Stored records
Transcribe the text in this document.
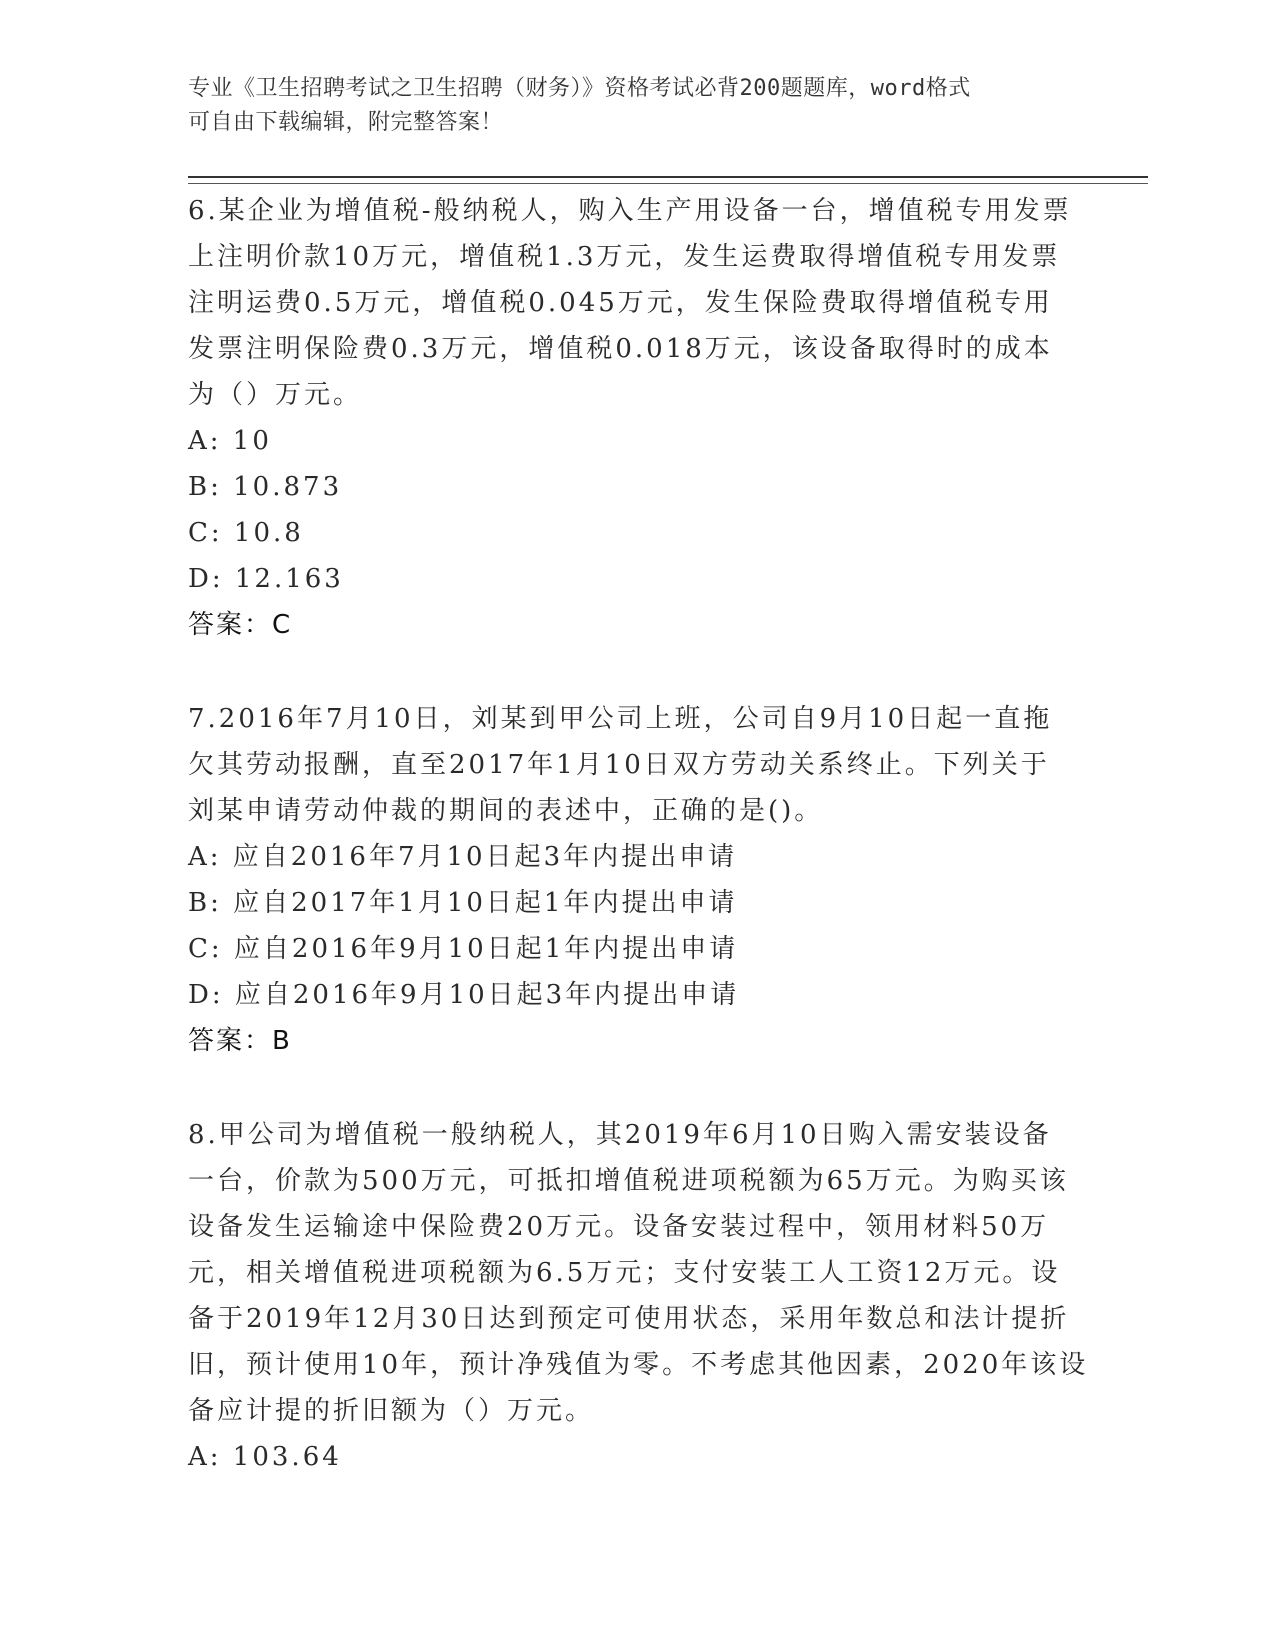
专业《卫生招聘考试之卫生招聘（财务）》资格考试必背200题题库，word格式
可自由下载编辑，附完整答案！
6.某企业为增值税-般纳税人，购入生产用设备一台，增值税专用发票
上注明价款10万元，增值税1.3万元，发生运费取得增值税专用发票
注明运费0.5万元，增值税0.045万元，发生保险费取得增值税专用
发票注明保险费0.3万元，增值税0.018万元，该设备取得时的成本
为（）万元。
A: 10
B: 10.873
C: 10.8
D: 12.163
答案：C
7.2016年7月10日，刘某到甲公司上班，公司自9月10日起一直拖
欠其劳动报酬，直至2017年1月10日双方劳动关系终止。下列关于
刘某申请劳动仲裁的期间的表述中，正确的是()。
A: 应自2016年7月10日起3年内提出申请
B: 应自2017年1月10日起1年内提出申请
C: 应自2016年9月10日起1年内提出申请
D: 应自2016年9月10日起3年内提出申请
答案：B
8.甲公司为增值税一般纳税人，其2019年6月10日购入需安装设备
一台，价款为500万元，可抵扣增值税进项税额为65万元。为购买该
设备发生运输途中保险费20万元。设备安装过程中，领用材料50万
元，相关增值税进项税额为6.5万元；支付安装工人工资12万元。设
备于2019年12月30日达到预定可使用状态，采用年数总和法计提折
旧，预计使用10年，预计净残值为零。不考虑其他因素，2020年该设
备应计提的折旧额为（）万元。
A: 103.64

DIRECTIONS: Leave the pictures out and reproduce all of the records exactly.

REPLY:
Transcribe the text in this document.
专业《卫生招聘考试之卫生招聘（财务）》资格考试必背200题题库，word格式
可自由下载编辑，附完整答案！
6.某企业为增值税-般纳税人，购入生产用设备一台，增值税专用发票
上注明价款10万元，增值税1.3万元，发生运费取得增值税专用发票
注明运费0.5万元，增值税0.045万元，发生保险费取得增值税专用
发票注明保险费0.3万元，增值税0.018万元，该设备取得时的成本
为（）万元。
A: 10
B: 10.873
C: 10.8
D: 12.163
答案：C
7.2016年7月10日，刘某到甲公司上班，公司自9月10日起一直拖
欠其劳动报酬，直至2017年1月10日双方劳动关系终止。下列关于
刘某申请劳动仲裁的期间的表述中，正确的是()。
A: 应自2016年7月10日起3年内提出申请
B: 应自2017年1月10日起1年内提出申请
C: 应自2016年9月10日起1年内提出申请
D: 应自2016年9月10日起3年内提出申请
答案：B
8.甲公司为增值税一般纳税人，其2019年6月10日购入需安装设备
一台，价款为500万元，可抵扣增值税进项税额为65万元。为购买该
设备发生运输途中保险费20万元。设备安装过程中，领用材料50万
元，相关增值税进项税额为6.5万元；支付安装工人工资12万元。设
备于2019年12月30日达到预定可使用状态，采用年数总和法计提折
旧，预计使用10年，预计净残值为零。不考虑其他因素，2020年该设
备应计提的折旧额为（）万元。
A: 103.64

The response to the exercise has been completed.